● **Aim**:
Copy the records below exactly, omitting any pictures they contain.

** start of Data extract **

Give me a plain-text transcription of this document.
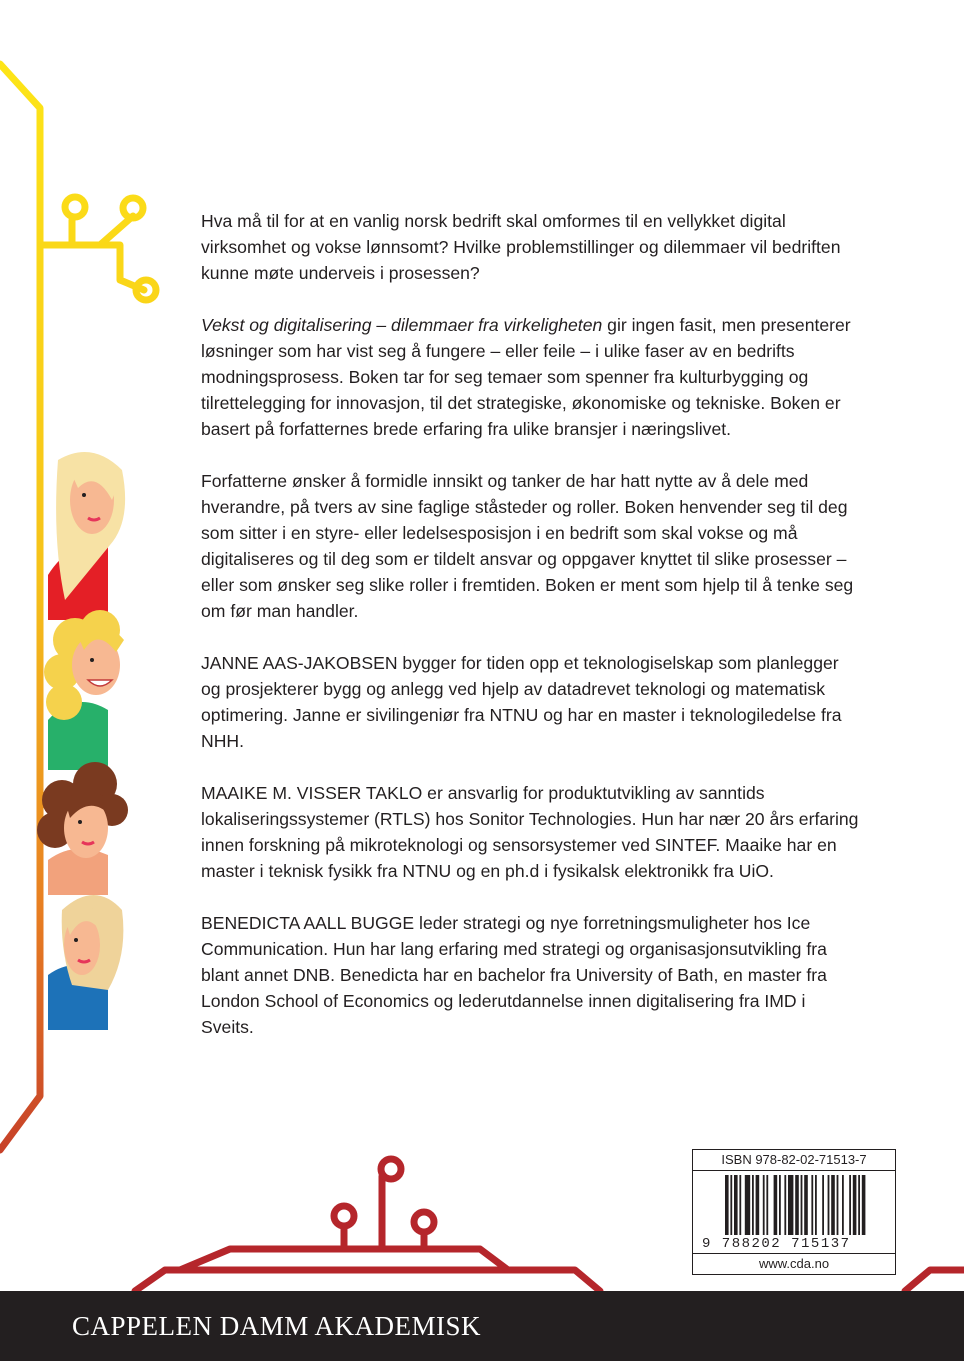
Hva må til for at en vanlig norsk bedrift skal omformes til en vellykket digital virksomhet og vokse lønnsomt? Hvilke problemstillinger og dilemmaer vil bedriften kunne møte underveis i prosessen?

Vekst og digitalisering – dilemmaer fra virkeligheten gir ingen fasit, men presenterer løsninger som har vist seg å fungere – eller feile – i ulike faser av en bedrifts modningsprosess. Boken tar for seg temaer som spenner fra kulturbygging og tilrettelegging for innovasjon, til det strategiske, økonomiske og tekniske. Boken er basert på forfatternes brede erfaring fra ulike bransjer i næringslivet.

Forfatterne ønsker å formidle innsikt og tanker de har hatt nytte av å dele med hverandre, på tvers av sine faglige ståsteder og roller. Boken henvender seg til deg som sitter i en styre- eller ledelsesposisjon i en bedrift som skal vokse og må digitaliseres og til deg som er tildelt ansvar og oppgaver knyttet til slike prosesser – eller som ønsker seg slike roller i fremtiden. Boken er ment som hjelp til å tenke seg om før man handler.

JANNE AAS-JAKOBSEN bygger for tiden opp et teknologiselskap som planlegger og prosjekterer bygg og anlegg ved hjelp av datadrevet teknologi og matematisk optimering. Janne er sivilingeniør fra NTNU og har en master i teknologiledelse fra NHH.

MAAIKE M. VISSER TAKLO er ansvarlig for produktutvikling av sanntids lokaliseringssystemer (RTLS) hos Sonitor Technologies. Hun har nær 20 års erfaring innen forskning på mikroteknologi og sensorsystemer ved SINTEF. Maaike har en master i teknisk fysikk fra NTNU og en ph.d i fysikalsk elektronikk fra UiO.

BENEDICTA AALL BUGGE leder strategi og nye forretningsmuligheter hos Ice Communication. Hun har lang erfaring med strategi og organisasjonsutvikling fra blant annet DNB. Benedicta har en bachelor fra University of Bath, en master fra London School of Economics og lederutdannelse innen digitalisering fra IMD i Sveits.

ISBN 978-82-02-71513-7
9 788202 715137
www.cda.no
CAPPELEN DAMM AKADEMISK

** end of Data extract **

● **Correct output**:
Give me a plain-text transcription of this document.
Hva må til for at en vanlig norsk bedrift skal omformes til en vellykket digital virksomhet og vokse lønnsomt? Hvilke problemstillinger og dilemmaer vil bedriften kunne møte underveis i prosessen?

Vekst og digitalisering – dilemmaer fra virkeligheten gir ingen fasit, men presenterer løsninger som har vist seg å fungere – eller feile – i ulike faser av en bedrifts modningsprosess. Boken tar for seg temaer som spenner fra kulturbygging og tilrettelegging for innovasjon, til det strategiske, økonomiske og tekniske. Boken er basert på forfatternes brede erfaring fra ulike bransjer i næringslivet.

Forfatterne ønsker å formidle innsikt og tanker de har hatt nytte av å dele med hverandre, på tvers av sine faglige ståsteder og roller. Boken henvender seg til deg som sitter i en styre- eller ledelsesposisjon i en bedrift som skal vokse og må digitaliseres og til deg som er tildelt ansvar og oppgaver knyttet til slike prosesser – eller som ønsker seg slike roller i fremtiden. Boken er ment som hjelp til å tenke seg om før man handler.

JANNE AAS-JAKOBSEN bygger for tiden opp et teknologiselskap som planlegger og prosjekterer bygg og anlegg ved hjelp av datadrevet teknologi og matematisk optimering. Janne er sivilingeniør fra NTNU og har en master i teknologiledelse fra NHH.

MAAIKE M. VISSER TAKLO er ansvarlig for produktutvikling av sanntids lokaliseringssystemer (RTLS) hos Sonitor Technologies. Hun har nær 20 års erfaring innen forskning på mikroteknologi og sensorsystemer ved SINTEF. Maaike har en master i teknisk fysikk fra NTNU og en ph.d i fysikalsk elektronikk fra UiO.

BENEDICTA AALL BUGGE leder strategi og nye forretningsmuligheter hos Ice Communication. Hun har lang erfaring med strategi og organisasjonsutvikling fra blant annet DNB. Benedicta har en bachelor fra University of Bath, en master fra London School of Economics og lederutdannelse innen digitalisering fra IMD i Sveits.

ISBN 978-82-02-71513-7
9 788202 715137
www.cda.no
CAPPELEN DAMM AKADEMISK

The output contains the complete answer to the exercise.